• _INFORMATION PROVIDED_:

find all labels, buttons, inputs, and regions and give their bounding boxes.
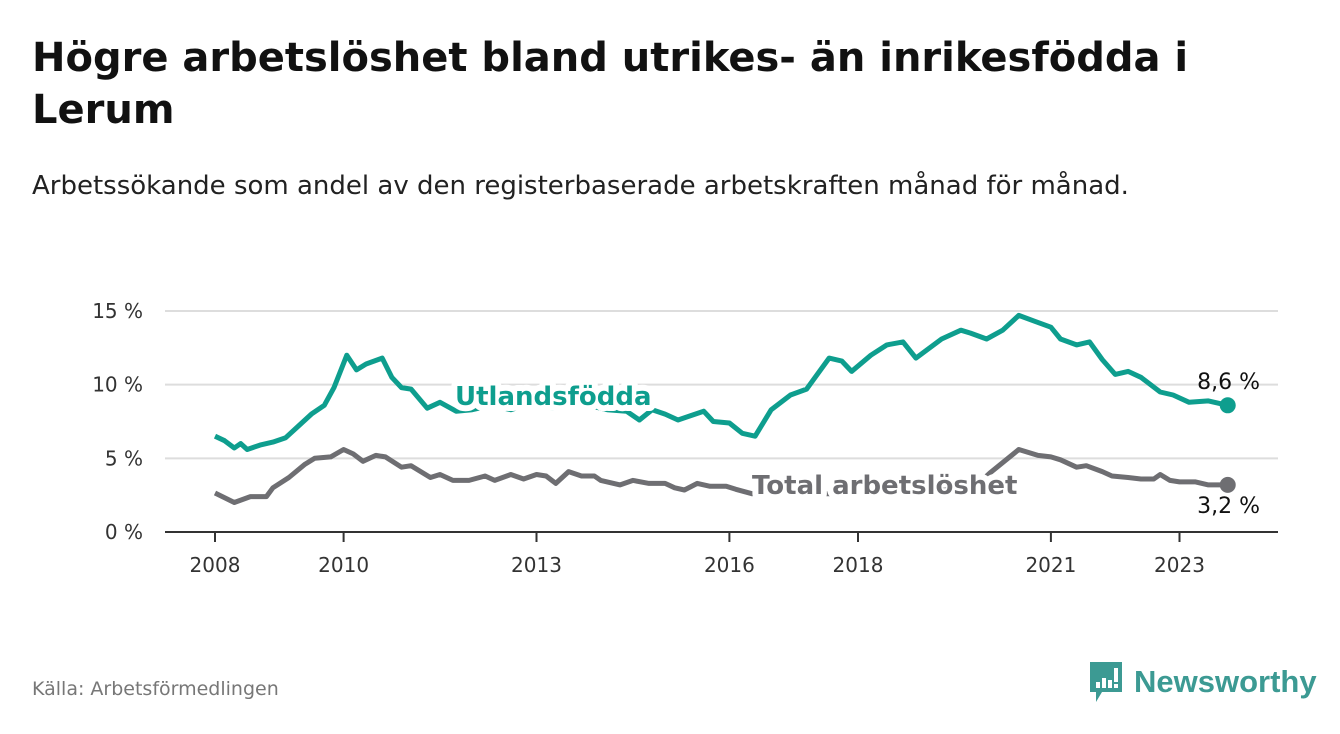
x-tick-label: 2016 xyxy=(704,553,755,577)
line-total xyxy=(213,447,1228,505)
series-lines xyxy=(213,312,1236,505)
chart-subtitle: Arbetssökande som andel av den registerb… xyxy=(32,171,1129,201)
x-tick-label: 2021 xyxy=(1025,553,1076,577)
x-tick-label: 2010 xyxy=(318,553,369,577)
end-point-utlandsfodda xyxy=(1219,397,1236,414)
end-label-utlandsfodda: 8,6 % xyxy=(1197,370,1260,395)
chart-title: Högre arbetslöshet bland utrikes- än inr… xyxy=(32,35,1189,133)
end-label-total: 3,2 % xyxy=(1197,494,1260,519)
y-axis-ticks: 0 % 5 % 10 % 15 % xyxy=(92,299,143,544)
series-label-utlandsfodda: Utlandsfödda xyxy=(455,382,652,412)
x-tick-label: 2018 xyxy=(833,553,884,577)
newsworthy-logo: Newsworthy xyxy=(1088,660,1317,704)
line-utlandsfodda xyxy=(213,312,1229,452)
end-point-total xyxy=(1219,476,1236,493)
x-axis-ticks: 2008 2010 2013 2016 2018 2021 2023 xyxy=(190,532,1205,577)
series-label-total: Total arbetslöshet xyxy=(752,471,1017,501)
y-tick-label: 15 % xyxy=(92,299,143,323)
series-labels: Utlandsfödda Total arbetslöshet 8,6 % 3,… xyxy=(449,370,1260,519)
y-tick-label: 5 % xyxy=(105,446,143,470)
x-tick-label: 2008 xyxy=(190,553,241,577)
newsworthy-logo-icon xyxy=(1090,662,1122,702)
gridlines xyxy=(165,310,1278,533)
newsworthy-logo-text: Newsworthy xyxy=(1134,664,1317,699)
y-tick-label: 10 % xyxy=(92,373,143,397)
x-tick-label: 2023 xyxy=(1154,553,1205,577)
y-tick-label: 0 % xyxy=(105,520,143,544)
source-note: Källa: Arbetsförmedlingen xyxy=(32,678,279,700)
x-tick-label: 2013 xyxy=(511,553,562,577)
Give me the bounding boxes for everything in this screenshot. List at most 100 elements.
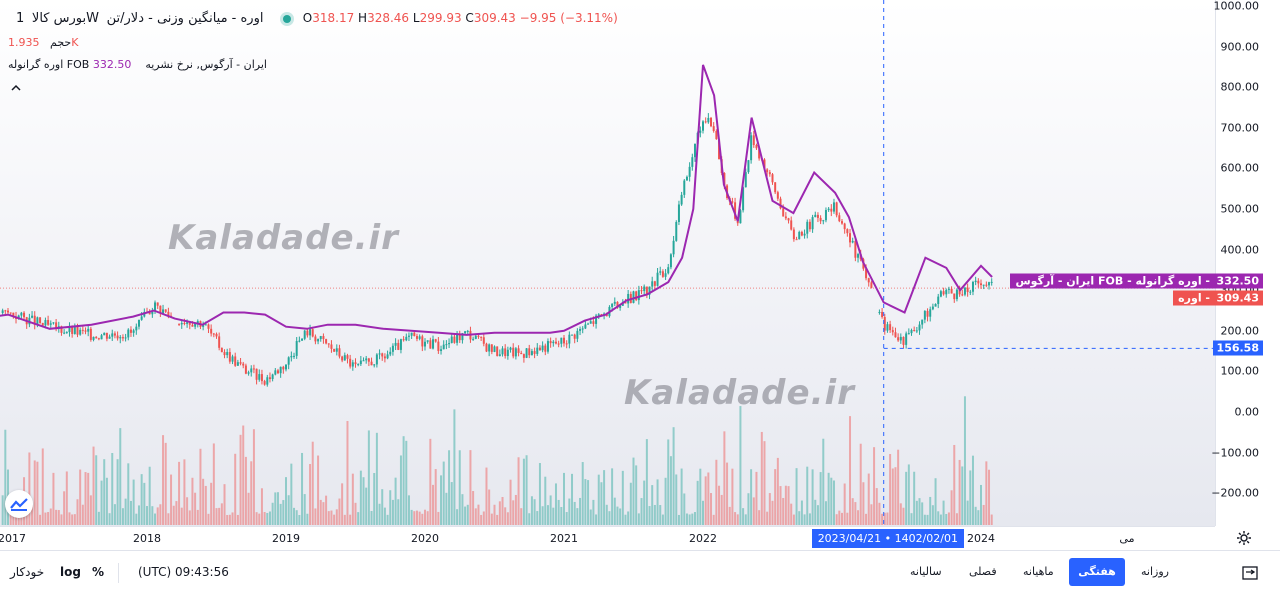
candle [28,313,31,328]
candle [549,337,552,348]
candle-body [811,217,814,230]
volume-bar [282,500,285,525]
timeframe-quarterly[interactable]: فصلی [969,565,997,578]
candle [528,344,531,359]
timeframe-daily[interactable]: روزانه [1141,565,1169,578]
candle-body [827,208,830,211]
legend-title[interactable]: اوره - میانگین وزنی - دلار/تن [106,11,264,26]
candle [274,368,277,376]
candle-body [953,293,956,300]
volume-bar [127,463,130,525]
candle-body [399,339,402,350]
candle-body [536,347,539,354]
volume-bar [929,496,932,525]
log-scale-toggle[interactable]: log [60,565,81,579]
date-range-icon[interactable] [1241,564,1259,582]
percent-scale-toggle[interactable]: % [92,565,105,579]
candle [33,311,36,330]
candle [742,185,745,213]
candle-body [167,311,170,316]
volume-bar [375,432,378,525]
candle [731,197,734,204]
candle-body [39,317,42,323]
volume-bar [341,483,344,525]
candle-body [814,214,817,218]
candle [234,352,237,367]
volume-bar [910,513,913,525]
candle-body [301,338,304,341]
volume-bar [710,493,713,525]
volume-bar [506,512,509,525]
candle-body [520,352,523,355]
volume-bar [143,482,146,525]
candle [734,197,737,221]
candle [910,328,913,336]
volume-bar [496,514,499,525]
volume-bar [87,472,90,525]
candle-body [116,335,119,339]
candle [750,132,753,164]
settings-gear-icon[interactable] [1236,530,1252,546]
price-axis[interactable]: 1000.00 900.00 800.00 700.00 600.00 500.00 400… [1211,0,1280,526]
volume-bar [560,507,563,525]
chart-pane[interactable]: Kaladade.ir Kaladade.ir بورس کالا 1W اور… [0,0,1215,526]
volume-bar [426,511,429,525]
volume-bar [803,514,806,525]
candle [787,217,790,224]
legend-indicator[interactable]: اوره گرانوله FOB ایران - آرگوس, نرخ نشری… [8,58,267,71]
timeframe-monthly[interactable]: ماهیانه [1023,565,1054,578]
volume-bar [883,512,886,525]
price-chart-svg[interactable] [0,0,1215,526]
volume-bar [563,472,565,525]
candle [164,309,167,314]
candle-body [787,218,790,221]
volume-bar [827,472,830,525]
volume-bar [758,510,761,525]
candle-body [97,338,100,340]
utc-clock[interactable]: (UTC) 09:43:56 [138,565,229,579]
candle [774,182,777,195]
candle-body [750,135,753,161]
candle [370,357,373,366]
volume-bar [397,499,400,525]
volume-bar [295,510,298,525]
volume-bar [504,507,507,525]
candle [947,286,950,294]
candle-body [498,354,501,356]
candle-body [739,210,742,224]
collapse-legend-icon[interactable] [8,80,24,96]
time-tick-label: 2021 [550,532,578,545]
candle-body [851,240,854,243]
candle [295,337,298,359]
volume-bar [445,492,448,525]
volume-bar [236,514,239,525]
volume-bar [39,514,42,525]
volume-bar [456,509,459,525]
bottom-toolbar: خودکار log % (UTC) 09:43:56 سالیانه فصلی… [0,550,1280,595]
candle [990,278,993,286]
timeframe-weekly[interactable]: هفتگی [1069,558,1125,586]
candle [119,335,122,344]
candle [685,175,688,181]
candle-body [544,345,547,352]
auto-scale-toggle[interactable]: خودکار [10,565,45,579]
candle [250,365,253,377]
volume-bar [800,500,803,525]
candle-body [135,326,138,331]
candle [571,334,574,336]
legend-interval[interactable]: 1W [16,11,99,26]
candle-body [341,356,344,361]
candle-body [969,291,972,293]
candle-body [44,320,47,326]
volume-bar [482,511,485,525]
timeframe-yearly[interactable]: سالیانه [910,565,942,578]
candle [643,284,646,295]
candle [816,212,819,223]
volume-bar [103,459,106,525]
tradingview-logo-icon[interactable] [5,490,33,518]
time-axis[interactable]: 2023/04/21 • 1402/02/01 2017 2018 2019 2020… [0,526,1215,551]
candle [691,153,694,171]
legend-symbol[interactable]: بورس کالا [31,11,87,26]
candle-body [84,330,87,332]
legend-volume[interactable]: حجم 1.935K [8,36,78,49]
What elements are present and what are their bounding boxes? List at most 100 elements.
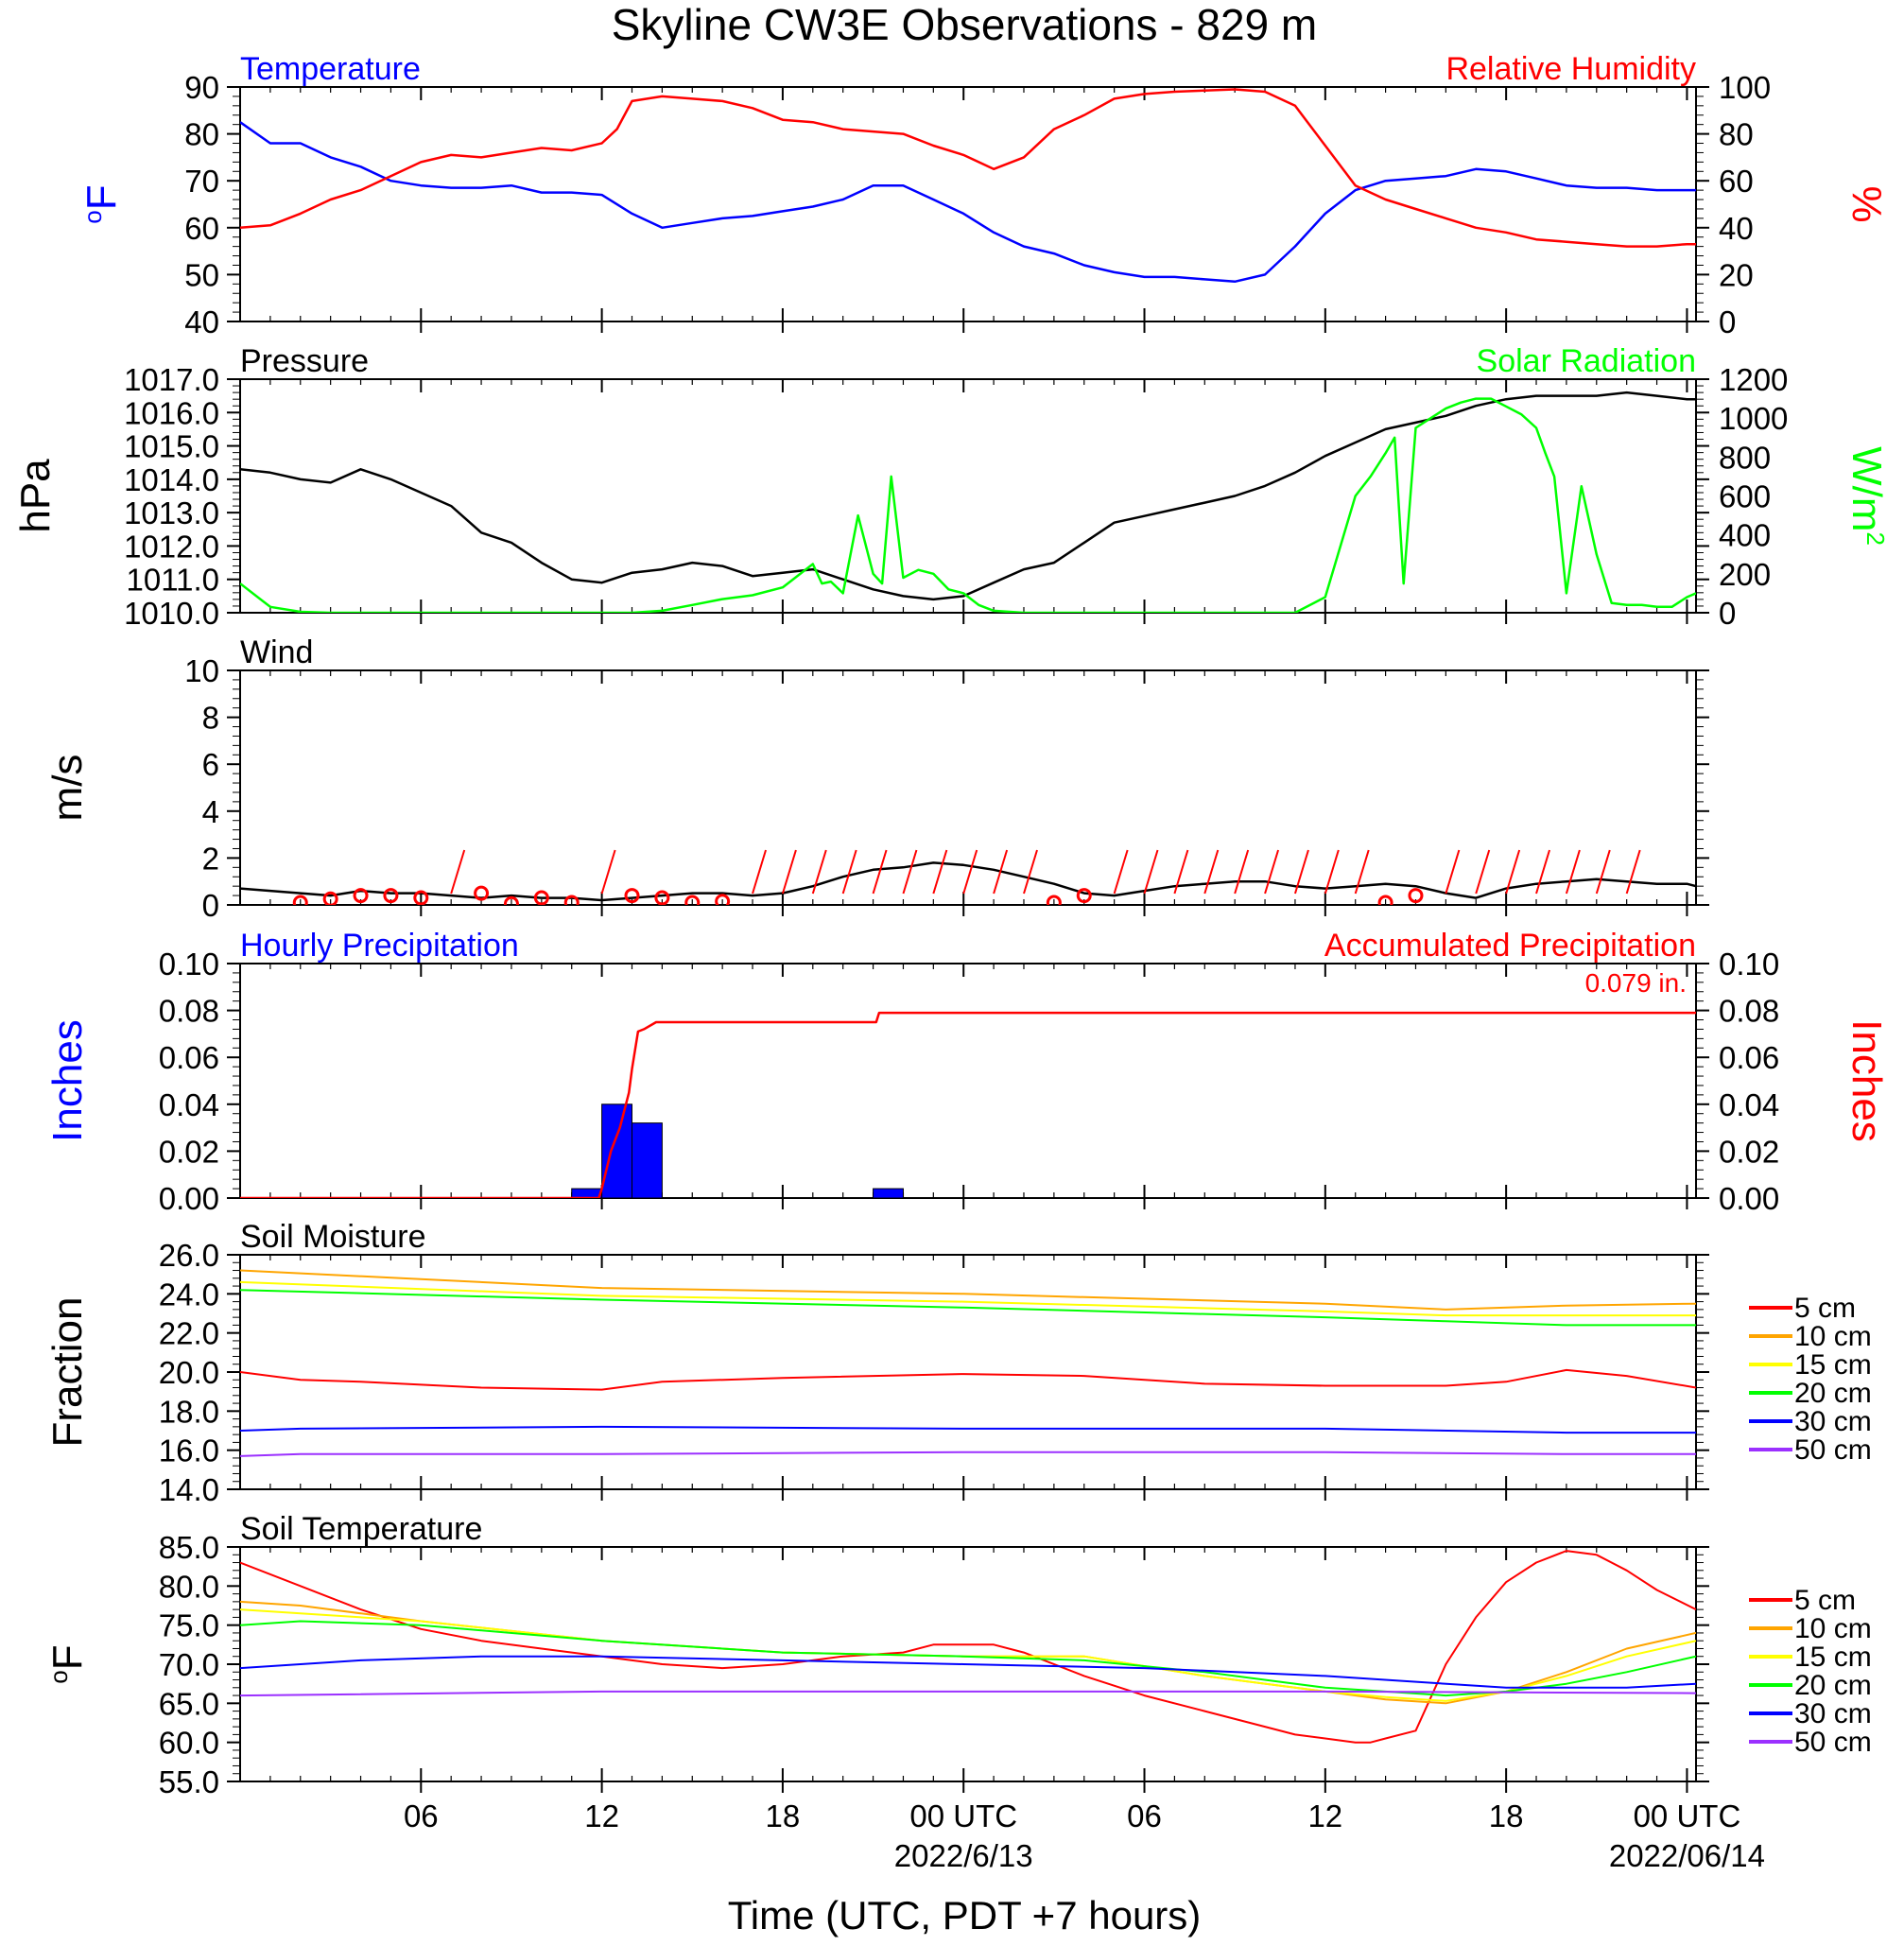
right-y-axis-label: % [1843,185,1890,222]
panel-4: 26.0 24.0 22.0 20.0 18.0 16.0 14.0 Soil Moistur… [44,1219,1872,1507]
calm-wind-marker [353,888,369,904]
wind-barb [450,849,466,895]
wind-barb [1445,849,1461,895]
left-y-tick-label: 1013.0 [124,495,219,530]
right-y-tick-label: 600 [1719,479,1771,514]
series-line-1 [240,397,1696,613]
chart-title: Skyline CW3E Observations - 829 m [612,0,1318,49]
wind-barb [1595,849,1611,895]
left-y-tick-label: 0 [202,888,219,923]
wind-barb [932,849,948,895]
left-y-axis-label: Fraction [44,1297,91,1448]
panel-left-title: Pressure [240,343,369,379]
left-y-tick-label: 0.00 [159,1181,219,1216]
calm-wind-marker [474,885,490,901]
wind-barb [1234,849,1250,895]
left-y-tick-label: 1010.0 [124,596,219,631]
right-y-tick-label: 0.06 [1719,1040,1779,1075]
wind-barb [811,849,827,895]
right-y-tick-label: 40 [1719,211,1754,246]
right-y-tick-label: 0.08 [1719,994,1779,1029]
legend-label: 30 cm [1794,1698,1872,1729]
x-tick-label: 18 [766,1798,801,1833]
wind-barb [1023,849,1038,895]
wind-barb [872,849,888,895]
left-y-axis-label: oF [78,184,125,223]
series-line-3 [240,1620,1696,1697]
left-y-tick-label: 1017.0 [124,362,219,397]
panel-left-title: Temperature [240,51,421,87]
wind-barb [1625,849,1641,895]
legend-label: 10 cm [1794,1613,1872,1644]
left-y-tick-label: 80 [184,117,219,152]
panel-left-title: Hourly Precipitation [240,928,519,964]
left-y-tick-label: 0.04 [159,1087,219,1122]
calm-wind-marker [1377,895,1393,905]
date-label: 2022/06/14 [1609,1838,1765,1873]
plot-body [240,1550,1696,1744]
plot-body [240,88,1696,284]
wind-barb [600,849,616,895]
left-y-tick-label: 0.06 [159,1040,219,1075]
left-y-tick-label: 70.0 [159,1647,219,1682]
calm-wind-marker [1046,895,1062,905]
left-y-tick-label: 10 [184,653,219,688]
legend-label: 20 cm [1794,1670,1872,1701]
right-y-tick-label: 400 [1719,518,1771,553]
calm-wind-marker [715,894,731,905]
right-y-tick-label: 0.02 [1719,1134,1779,1169]
series-line-0 [240,121,1696,284]
left-y-tick-label: 1016.0 [124,395,219,430]
left-y-tick-label: 50 [184,257,219,292]
series-line-5 [240,1690,1696,1697]
right-y-axis-label: W/m2 [1843,446,1890,546]
legend-label: 20 cm [1794,1378,1872,1409]
calm-wind-marker [503,895,519,905]
series-line-0 [240,391,1696,601]
left-y-tick-label: 70 [184,164,219,199]
right-y-tick-label: 0 [1719,304,1736,339]
left-y-axis-label: hPa [12,459,59,533]
left-y-tick-label: 85.0 [159,1530,219,1565]
calm-wind-marker [383,888,399,904]
right-y-axis-label: Inches [1843,1019,1890,1142]
right-y-tick-label: 20 [1719,257,1754,292]
plot-body [240,391,1696,613]
right-y-tick-label: 800 [1719,440,1771,475]
wind-barb [752,849,767,895]
right-y-tick-label: 1200 [1719,362,1788,397]
panel-right-title: Solar Radiation [1477,343,1696,379]
series-line-1 [240,1600,1696,1705]
series-line-2 [240,1608,1696,1702]
panel-left-title: Wind [240,634,313,670]
calm-wind-marker [292,895,308,905]
plot-frame [239,378,1697,614]
calm-wind-marker [654,890,670,905]
series-line-5 [240,1451,1696,1457]
series-line-2 [240,1280,1696,1317]
calm-wind-marker [413,890,429,905]
left-y-tick-label: 90 [184,70,219,105]
right-y-tick-label: 0 [1719,596,1736,631]
calm-wind-marker [533,890,549,905]
legend-label: 50 cm [1794,1434,1872,1466]
right-y-tick-label: 0.00 [1719,1181,1779,1216]
legend-label: 5 cm [1794,1585,1856,1616]
left-y-tick-label: 24.0 [159,1277,219,1312]
panel-1: 1017.01016.01015.01014.01013.01012.01011… [12,343,1890,631]
left-y-axis-label: oF [44,1644,91,1683]
panel-3: 0.10 0.08 0.06 0.04 0.02 0.00 0.10 0.08 0.06 0.04… [44,928,1890,1216]
left-y-tick-label: 0.10 [159,947,219,982]
wind-barb [962,849,978,895]
left-y-tick-label: 4 [202,794,219,829]
wind-barb [1354,849,1370,895]
right-y-tick-label: 1000 [1719,401,1788,436]
right-y-tick-label: 60 [1719,164,1754,199]
right-y-tick-label: 0.10 [1719,947,1779,982]
right-y-tick-label: 80 [1719,117,1754,152]
x-axis-label: Time (UTC, PDT +7 hours) [728,1893,1202,1937]
legend-label: 15 cm [1794,1349,1872,1381]
left-y-tick-label: 0.08 [159,994,219,1029]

• _SHORT TASK_: Starting from the first line and stopping after the line that contains "Give me the", rewrite the lines with "gridlines" changed to "grid-lines" and everything else left as it is. Omit the pictures from your answer.

• _CORRECT RESULT_:
find all labels, buttons, inputs, and regions and give their bounding boxes.
x-tick-label: 2016 xyxy=(704,553,755,577)
line-total xyxy=(213,447,1228,505)
series-lines xyxy=(213,312,1236,505)
chart-subtitle: Arbetssökande som andel av den registerb… xyxy=(32,171,1129,201)
x-tick-label: 2021 xyxy=(1025,553,1076,577)
x-tick-label: 2010 xyxy=(318,553,369,577)
end-point-utlandsfodda xyxy=(1219,397,1236,414)
end-label-utlandsfodda: 8,6 % xyxy=(1197,370,1260,395)
chart-title: Högre arbetslöshet bland utrikes- än inr… xyxy=(32,35,1189,133)
end-label-total: 3,2 % xyxy=(1197,494,1260,519)
y-axis-ticks: 0 % 5 % 10 % 15 % xyxy=(92,299,143,544)
series-label-utlandsfodda: Utlandsfödda xyxy=(455,382,652,412)
x-tick-label: 2018 xyxy=(833,553,884,577)
newsworthy-logo: Newsworthy xyxy=(1088,660,1317,704)
line-utlandsfodda xyxy=(213,312,1229,452)
end-point-total xyxy=(1219,476,1236,493)
x-axis-ticks: 2008 2010 2013 2016 2018 2021 2023 xyxy=(190,532,1205,577)
series-label-total: Total arbetslöshet xyxy=(752,471,1017,501)
y-tick-label: 15 % xyxy=(92,299,143,323)
series-labels: Utlandsfödda Total arbetslöshet 8,6 % 3,… xyxy=(449,370,1260,519)
y-tick-label: 5 % xyxy=(105,446,143,470)
x-tick-label: 2008 xyxy=(190,553,241,577)
newsworthy-logo-icon xyxy=(1090,662,1122,702)
grid-lines xyxy=(165,310,1278,533)
newsworthy-logo-text: Newsworthy xyxy=(1134,664,1317,699)
y-tick-label: 10 % xyxy=(92,373,143,397)
x-tick-label: 2023 xyxy=(1154,553,1205,577)
y-tick-label: 0 % xyxy=(105,520,143,544)
source-note: Källa: Arbetsförmedlingen xyxy=(32,678,279,700)
x-tick-label: 2013 xyxy=(511,553,562,577)
Give me the bounding boxes for everything in this screenshot. List at most 100 elements.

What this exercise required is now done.